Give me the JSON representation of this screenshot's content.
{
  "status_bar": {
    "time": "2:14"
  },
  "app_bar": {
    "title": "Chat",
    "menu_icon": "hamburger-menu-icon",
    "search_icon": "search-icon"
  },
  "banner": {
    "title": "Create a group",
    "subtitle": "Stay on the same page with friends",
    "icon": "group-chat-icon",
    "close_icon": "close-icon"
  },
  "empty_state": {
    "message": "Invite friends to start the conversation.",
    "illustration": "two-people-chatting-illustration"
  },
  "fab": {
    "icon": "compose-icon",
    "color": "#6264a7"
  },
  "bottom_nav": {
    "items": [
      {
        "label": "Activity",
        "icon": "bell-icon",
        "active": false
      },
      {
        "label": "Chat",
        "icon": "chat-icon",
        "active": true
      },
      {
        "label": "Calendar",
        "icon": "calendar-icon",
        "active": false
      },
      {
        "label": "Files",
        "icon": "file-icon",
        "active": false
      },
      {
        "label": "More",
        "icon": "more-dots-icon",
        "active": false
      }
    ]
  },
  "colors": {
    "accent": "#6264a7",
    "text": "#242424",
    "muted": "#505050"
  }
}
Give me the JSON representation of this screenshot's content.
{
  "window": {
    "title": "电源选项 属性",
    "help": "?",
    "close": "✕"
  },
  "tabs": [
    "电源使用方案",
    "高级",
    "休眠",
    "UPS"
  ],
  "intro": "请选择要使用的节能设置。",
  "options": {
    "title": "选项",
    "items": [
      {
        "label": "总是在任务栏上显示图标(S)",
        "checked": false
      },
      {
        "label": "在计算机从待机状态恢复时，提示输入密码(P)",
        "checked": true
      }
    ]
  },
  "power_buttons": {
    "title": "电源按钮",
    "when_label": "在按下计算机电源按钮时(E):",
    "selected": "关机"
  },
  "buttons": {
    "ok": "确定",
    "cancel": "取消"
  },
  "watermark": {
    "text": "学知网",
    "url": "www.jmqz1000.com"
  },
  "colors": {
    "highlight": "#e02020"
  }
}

* * * * *

● TASK DIRECTIONS:
Write out every line of the material again, exactly as it reads.

● REPLY:
Give me the JSON representation of this screenshot's content.
{
  "status_bar": {
    "time": "2:14"
  },
  "app_bar": {
    "title": "Chat",
    "menu_icon": "hamburger-menu-icon",
    "search_icon": "search-icon"
  },
  "banner": {
    "title": "Create a group",
    "subtitle": "Stay on the same page with friends",
    "icon": "group-chat-icon",
    "close_icon": "close-icon"
  },
  "empty_state": {
    "message": "Invite friends to start the conversation.",
    "illustration": "two-people-chatting-illustration"
  },
  "fab": {
    "icon": "compose-icon",
    "color": "#6264a7"
  },
  "bottom_nav": {
    "items": [
      {
        "label": "Activity",
        "icon": "bell-icon",
        "active": false
      },
      {
        "label": "Chat",
        "icon": "chat-icon",
        "active": true
      },
      {
        "label": "Calendar",
        "icon": "calendar-icon",
        "active": false
      },
      {
        "label": "Files",
        "icon": "file-icon",
        "active": false
      },
      {
        "label": "More",
        "icon": "more-dots-icon",
        "active": false
      }
    ]
  },
  "colors": {
    "accent": "#6264a7",
    "text": "#242424",
    "muted": "#505050"
  }
}
Give me the JSON representation of this screenshot's content.
{
  "window": {
    "title": "电源选项 属性",
    "help": "?",
    "close": "✕"
  },
  "tabs": [
    "电源使用方案",
    "高级",
    "休眠",
    "UPS"
  ],
  "intro": "请选择要使用的节能设置。",
  "options": {
    "title": "选项",
    "items": [
      {
        "label": "总是在任务栏上显示图标(S)",
        "checked": false
      },
      {
        "label": "在计算机从待机状态恢复时，提示输入密码(P)",
        "checked": true
      }
    ]
  },
  "power_buttons": {
    "title": "电源按钮",
    "when_label": "在按下计算机电源按钮时(E):",
    "selected": "关机"
  },
  "buttons": {
    "ok": "确定",
    "cancel": "取消"
  },
  "watermark": {
    "text": "学知网",
    "url": "www.jmqz1000.com"
  },
  "colors": {
    "highlight": "#e02020"
  }
}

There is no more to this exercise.